■ **GIVEN INSTRUCTION**:
Would you restate all the data that follows, word for word?

■ **RECORD EXCERPTS**:
▼

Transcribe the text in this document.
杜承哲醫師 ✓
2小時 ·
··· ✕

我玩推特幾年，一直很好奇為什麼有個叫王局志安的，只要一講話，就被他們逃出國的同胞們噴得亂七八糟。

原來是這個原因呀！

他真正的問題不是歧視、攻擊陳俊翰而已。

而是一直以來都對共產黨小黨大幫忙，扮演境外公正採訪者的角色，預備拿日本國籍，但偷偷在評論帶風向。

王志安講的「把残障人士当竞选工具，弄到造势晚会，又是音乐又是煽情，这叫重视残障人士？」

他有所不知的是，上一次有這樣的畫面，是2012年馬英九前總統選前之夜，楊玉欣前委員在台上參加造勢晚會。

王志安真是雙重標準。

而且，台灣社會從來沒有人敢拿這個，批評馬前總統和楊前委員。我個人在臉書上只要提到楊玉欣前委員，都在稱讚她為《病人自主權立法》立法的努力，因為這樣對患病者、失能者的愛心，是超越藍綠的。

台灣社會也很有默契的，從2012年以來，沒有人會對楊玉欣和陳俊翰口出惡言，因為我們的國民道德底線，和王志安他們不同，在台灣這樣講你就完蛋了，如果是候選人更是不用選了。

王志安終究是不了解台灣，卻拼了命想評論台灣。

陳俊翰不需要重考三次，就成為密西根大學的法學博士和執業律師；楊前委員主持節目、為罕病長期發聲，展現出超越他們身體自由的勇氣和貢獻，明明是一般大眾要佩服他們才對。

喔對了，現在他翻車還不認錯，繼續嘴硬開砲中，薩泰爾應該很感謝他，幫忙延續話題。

▲

■ **RESULT OF THIS EXERCISE**:
Transcribe the text in this document.
杜承哲醫師 ✓
2小時 ·
··· ✕

我玩推特幾年，一直很好奇為什麼有個叫王局志安的，只要一講話，就被他們逃出國的同胞們噴得亂七八糟。

原來是這個原因呀！

他真正的問題不是歧視、攻擊陳俊翰而已。

而是一直以來都對共產黨小黨大幫忙，扮演境外公正採訪者的角色，預備拿日本國籍，但偷偷在評論帶風向。

王志安講的「把残障人士当竞选工具，弄到造势晚会，又是音乐又是煽情，这叫重视残障人士？」

他有所不知的是，上一次有這樣的畫面，是2012年馬英九前總統選前之夜，楊玉欣前委員在台上參加造勢晚會。

王志安真是雙重標準。

而且，台灣社會從來沒有人敢拿這個，批評馬前總統和楊前委員。我個人在臉書上只要提到楊玉欣前委員，都在稱讚她為《病人自主權立法》立法的努力，因為這樣對患病者、失能者的愛心，是超越藍綠的。

台灣社會也很有默契的，從2012年以來，沒有人會對楊玉欣和陳俊翰口出惡言，因為我們的國民道德底線，和王志安他們不同，在台灣這樣講你就完蛋了，如果是候選人更是不用選了。

王志安終究是不了解台灣，卻拼了命想評論台灣。

陳俊翰不需要重考三次，就成為密西根大學的法學博士和執業律師；楊前委員主持節目、為罕病長期發聲，展現出超越他們身體自由的勇氣和貢獻，明明是一般大眾要佩服他們才對。

喔對了，現在他翻車還不認錯，繼續嘴硬開砲中，薩泰爾應該很感謝他，幫忙延續話題。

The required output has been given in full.